SHORT EXERCISE: Take the data that follows and retype it word for word.
═════ RECORDS FOR THE EXERCISE ═════
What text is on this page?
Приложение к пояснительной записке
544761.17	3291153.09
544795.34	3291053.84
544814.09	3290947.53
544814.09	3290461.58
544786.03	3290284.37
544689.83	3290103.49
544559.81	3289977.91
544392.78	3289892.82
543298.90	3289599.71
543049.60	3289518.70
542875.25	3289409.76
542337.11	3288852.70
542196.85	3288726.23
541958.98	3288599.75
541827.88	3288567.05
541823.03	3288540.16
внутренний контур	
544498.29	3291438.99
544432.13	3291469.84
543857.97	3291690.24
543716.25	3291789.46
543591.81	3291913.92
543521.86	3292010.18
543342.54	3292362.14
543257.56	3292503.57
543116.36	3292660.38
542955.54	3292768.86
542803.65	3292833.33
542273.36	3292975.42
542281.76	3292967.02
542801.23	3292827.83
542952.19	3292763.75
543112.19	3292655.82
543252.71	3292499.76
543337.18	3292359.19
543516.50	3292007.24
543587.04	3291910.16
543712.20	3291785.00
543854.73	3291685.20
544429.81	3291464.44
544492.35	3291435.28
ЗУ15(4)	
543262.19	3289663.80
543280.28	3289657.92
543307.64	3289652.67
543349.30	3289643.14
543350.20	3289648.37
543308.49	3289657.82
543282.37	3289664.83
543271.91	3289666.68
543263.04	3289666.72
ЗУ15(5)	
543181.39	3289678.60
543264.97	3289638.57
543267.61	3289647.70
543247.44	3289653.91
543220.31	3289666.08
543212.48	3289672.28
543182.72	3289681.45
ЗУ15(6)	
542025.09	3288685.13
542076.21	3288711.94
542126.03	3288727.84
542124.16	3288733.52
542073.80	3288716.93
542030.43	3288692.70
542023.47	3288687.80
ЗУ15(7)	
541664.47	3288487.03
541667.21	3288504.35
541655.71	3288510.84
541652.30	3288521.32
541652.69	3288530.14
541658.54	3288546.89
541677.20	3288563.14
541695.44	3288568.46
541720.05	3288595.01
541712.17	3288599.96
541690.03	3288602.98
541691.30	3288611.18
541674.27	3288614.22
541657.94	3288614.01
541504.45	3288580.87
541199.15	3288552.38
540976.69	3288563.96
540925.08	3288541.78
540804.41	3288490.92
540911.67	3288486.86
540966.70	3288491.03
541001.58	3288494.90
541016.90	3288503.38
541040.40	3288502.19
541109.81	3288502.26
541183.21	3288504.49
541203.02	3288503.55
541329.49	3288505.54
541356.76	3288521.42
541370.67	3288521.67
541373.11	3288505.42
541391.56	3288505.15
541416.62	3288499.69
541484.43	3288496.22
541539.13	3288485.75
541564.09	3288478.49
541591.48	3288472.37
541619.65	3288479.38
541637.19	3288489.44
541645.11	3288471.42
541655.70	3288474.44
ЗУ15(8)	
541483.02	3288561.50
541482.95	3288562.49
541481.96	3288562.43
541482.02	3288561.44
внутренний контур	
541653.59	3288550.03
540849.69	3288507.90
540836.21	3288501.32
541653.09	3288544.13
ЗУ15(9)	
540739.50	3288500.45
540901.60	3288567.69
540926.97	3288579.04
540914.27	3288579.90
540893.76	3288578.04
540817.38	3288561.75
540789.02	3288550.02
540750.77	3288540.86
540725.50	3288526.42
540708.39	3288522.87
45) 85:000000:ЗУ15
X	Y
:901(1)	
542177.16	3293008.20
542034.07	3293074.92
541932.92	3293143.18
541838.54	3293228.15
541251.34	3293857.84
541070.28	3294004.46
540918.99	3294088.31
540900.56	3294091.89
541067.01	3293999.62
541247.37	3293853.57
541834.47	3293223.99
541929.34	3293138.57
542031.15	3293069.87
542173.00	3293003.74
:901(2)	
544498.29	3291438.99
═════
SOLUTION TO THIS PROBLEM:
What text is on this page?
Приложение к пояснительной записке
544761.17	3291153.09
544795.34	3291053.84
544814.09	3290947.53
544814.09	3290461.58
544786.03	3290284.37
544689.83	3290103.49
544559.81	3289977.91
544392.78	3289892.82
543298.90	3289599.71
543049.60	3289518.70
542875.25	3289409.76
542337.11	3288852.70
542196.85	3288726.23
541958.98	3288599.75
541827.88	3288567.05
541823.03	3288540.16
внутренний контур	
544498.29	3291438.99
544432.13	3291469.84
543857.97	3291690.24
543716.25	3291789.46
543591.81	3291913.92
543521.86	3292010.18
543342.54	3292362.14
543257.56	3292503.57
543116.36	3292660.38
542955.54	3292768.86
542803.65	3292833.33
542273.36	3292975.42
542281.76	3292967.02
542801.23	3292827.83
542952.19	3292763.75
543112.19	3292655.82
543252.71	3292499.76
543337.18	3292359.19
543516.50	3292007.24
543587.04	3291910.16
543712.20	3291785.00
543854.73	3291685.20
544429.81	3291464.44
544492.35	3291435.28
ЗУ15(4)	
543262.19	3289663.80
543280.28	3289657.92
543307.64	3289652.67
543349.30	3289643.14
543350.20	3289648.37
543308.49	3289657.82
543282.37	3289664.83
543271.91	3289666.68
543263.04	3289666.72
ЗУ15(5)	
543181.39	3289678.60
543264.97	3289638.57
543267.61	3289647.70
543247.44	3289653.91
543220.31	3289666.08
543212.48	3289672.28
543182.72	3289681.45
ЗУ15(6)	
542025.09	3288685.13
542076.21	3288711.94
542126.03	3288727.84
542124.16	3288733.52
542073.80	3288716.93
542030.43	3288692.70
542023.47	3288687.80
ЗУ15(7)	
541664.47	3288487.03
541667.21	3288504.35
541655.71	3288510.84
541652.30	3288521.32
541652.69	3288530.14
541658.54	3288546.89
541677.20	3288563.14
541695.44	3288568.46
541720.05	3288595.01
541712.17	3288599.96
541690.03	3288602.98
541691.30	3288611.18
541674.27	3288614.22
541657.94	3288614.01
541504.45	3288580.87
541199.15	3288552.38
540976.69	3288563.96
540925.08	3288541.78
540804.41	3288490.92
540911.67	3288486.86
540966.70	3288491.03
541001.58	3288494.90
541016.90	3288503.38
541040.40	3288502.19
541109.81	3288502.26
541183.21	3288504.49
541203.02	3288503.55
541329.49	3288505.54
541356.76	3288521.42
541370.67	3288521.67
541373.11	3288505.42
541391.56	3288505.15
541416.62	3288499.69
541484.43	3288496.22
541539.13	3288485.75
541564.09	3288478.49
541591.48	3288472.37
541619.65	3288479.38
541637.19	3288489.44
541645.11	3288471.42
541655.70	3288474.44
ЗУ15(8)	
541483.02	3288561.50
541482.95	3288562.49
541481.96	3288562.43
541482.02	3288561.44
внутренний контур	
541653.59	3288550.03
540849.69	3288507.90
540836.21	3288501.32
541653.09	3288544.13
ЗУ15(9)	
540739.50	3288500.45
540901.60	3288567.69
540926.97	3288579.04
540914.27	3288579.90
540893.76	3288578.04
540817.38	3288561.75
540789.02	3288550.02
540750.77	3288540.86
540725.50	3288526.42
540708.39	3288522.87
45) 85:000000:ЗУ15
X	Y
:901(1)	
542177.16	3293008.20
542034.07	3293074.92
541932.92	3293143.18
541838.54	3293228.15
541251.34	3293857.84
541070.28	3294004.46
540918.99	3294088.31
540900.56	3294091.89
541067.01	3293999.62
541247.37	3293853.57
541834.47	3293223.99
541929.34	3293138.57
542031.15	3293069.87
542173.00	3293003.74
:901(2)	
544498.29	3291438.99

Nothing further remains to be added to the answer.